=== EXERCISE REQUIREMENTS ===
Omit the pictures and return every entry exactly as written.

=== Data records ===

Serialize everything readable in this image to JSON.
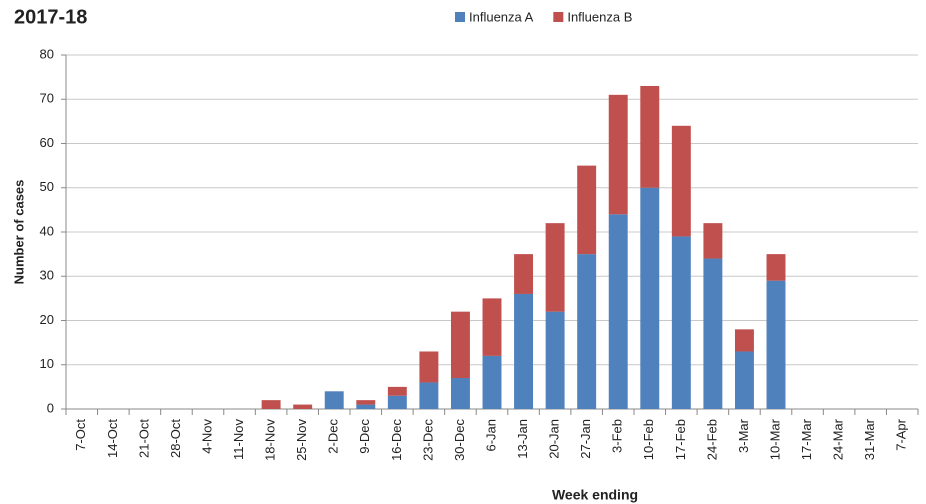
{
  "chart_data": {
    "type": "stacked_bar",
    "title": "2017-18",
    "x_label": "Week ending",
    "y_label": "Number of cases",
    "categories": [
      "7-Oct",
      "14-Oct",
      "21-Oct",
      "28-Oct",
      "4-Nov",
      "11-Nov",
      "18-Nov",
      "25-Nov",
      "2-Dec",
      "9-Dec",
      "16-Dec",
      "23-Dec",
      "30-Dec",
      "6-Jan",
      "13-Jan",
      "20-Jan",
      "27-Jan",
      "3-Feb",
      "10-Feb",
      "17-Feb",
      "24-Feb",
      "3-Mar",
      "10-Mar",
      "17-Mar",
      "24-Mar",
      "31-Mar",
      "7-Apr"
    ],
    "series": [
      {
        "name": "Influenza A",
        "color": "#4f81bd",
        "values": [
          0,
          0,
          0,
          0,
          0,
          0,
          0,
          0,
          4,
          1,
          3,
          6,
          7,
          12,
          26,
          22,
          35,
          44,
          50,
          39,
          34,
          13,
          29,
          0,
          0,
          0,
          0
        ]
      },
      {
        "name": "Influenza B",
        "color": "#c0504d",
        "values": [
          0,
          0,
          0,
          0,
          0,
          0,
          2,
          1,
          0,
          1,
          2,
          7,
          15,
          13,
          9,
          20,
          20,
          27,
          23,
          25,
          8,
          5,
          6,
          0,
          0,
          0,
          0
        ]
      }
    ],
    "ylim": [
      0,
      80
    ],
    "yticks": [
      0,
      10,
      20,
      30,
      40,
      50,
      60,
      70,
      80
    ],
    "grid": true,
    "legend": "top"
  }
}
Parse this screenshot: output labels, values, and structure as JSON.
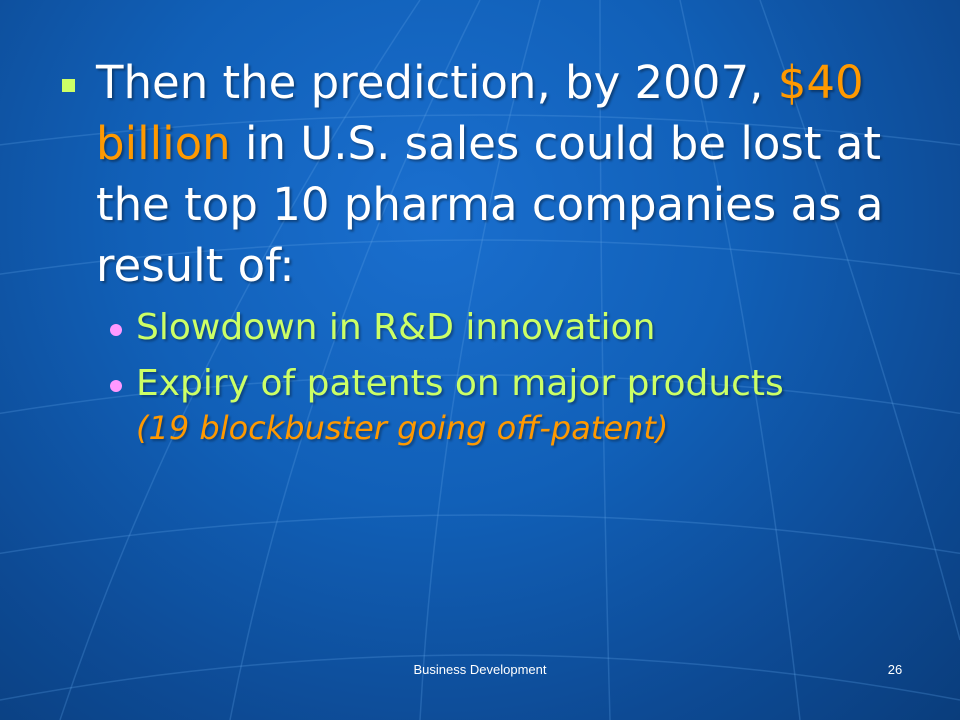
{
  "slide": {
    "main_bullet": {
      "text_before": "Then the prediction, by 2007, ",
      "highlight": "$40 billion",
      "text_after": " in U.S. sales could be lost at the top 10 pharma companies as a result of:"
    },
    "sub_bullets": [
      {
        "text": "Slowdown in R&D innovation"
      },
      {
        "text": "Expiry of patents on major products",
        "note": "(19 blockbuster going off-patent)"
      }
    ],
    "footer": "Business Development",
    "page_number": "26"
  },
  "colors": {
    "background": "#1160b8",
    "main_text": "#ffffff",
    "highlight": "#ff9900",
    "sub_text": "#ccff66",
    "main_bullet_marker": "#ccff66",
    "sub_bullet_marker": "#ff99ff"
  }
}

=== WRITTEN SOLUTION ===
Serialize everything readable in this image to JSON.
{
  "chart_data": {
    "type": "stacked_bar",
    "title": "2017-18",
    "x_label": "Week ending",
    "y_label": "Number of cases",
    "categories": [
      "7-Oct",
      "14-Oct",
      "21-Oct",
      "28-Oct",
      "4-Nov",
      "11-Nov",
      "18-Nov",
      "25-Nov",
      "2-Dec",
      "9-Dec",
      "16-Dec",
      "23-Dec",
      "30-Dec",
      "6-Jan",
      "13-Jan",
      "20-Jan",
      "27-Jan",
      "3-Feb",
      "10-Feb",
      "17-Feb",
      "24-Feb",
      "3-Mar",
      "10-Mar",
      "17-Mar",
      "24-Mar",
      "31-Mar",
      "7-Apr"
    ],
    "series": [
      {
        "name": "Influenza A",
        "color": "#4f81bd",
        "values": [
          0,
          0,
          0,
          0,
          0,
          0,
          0,
          0,
          4,
          1,
          3,
          6,
          7,
          12,
          26,
          22,
          35,
          44,
          50,
          39,
          34,
          13,
          29,
          0,
          0,
          0,
          0
        ]
      },
      {
        "name": "Influenza B",
        "color": "#c0504d",
        "values": [
          0,
          0,
          0,
          0,
          0,
          0,
          2,
          1,
          0,
          1,
          2,
          7,
          15,
          13,
          9,
          20,
          20,
          27,
          23,
          25,
          8,
          5,
          6,
          0,
          0,
          0,
          0
        ]
      }
    ],
    "ylim": [
      0,
      80
    ],
    "yticks": [
      0,
      10,
      20,
      30,
      40,
      50,
      60,
      70,
      80
    ],
    "grid": true,
    "legend": "top"
  }
}
Parse this screenshot: output labels, values, and structure as JSON.
{
  "slide": {
    "main_bullet": {
      "text_before": "Then the prediction, by 2007, ",
      "highlight": "$40 billion",
      "text_after": " in U.S. sales could be lost at the top 10 pharma companies as a result of:"
    },
    "sub_bullets": [
      {
        "text": "Slowdown in R&D innovation"
      },
      {
        "text": "Expiry of patents on major products",
        "note": "(19 blockbuster going off-patent)"
      }
    ],
    "footer": "Business Development",
    "page_number": "26"
  },
  "colors": {
    "background": "#1160b8",
    "main_text": "#ffffff",
    "highlight": "#ff9900",
    "sub_text": "#ccff66",
    "main_bullet_marker": "#ccff66",
    "sub_bullet_marker": "#ff99ff"
  }
}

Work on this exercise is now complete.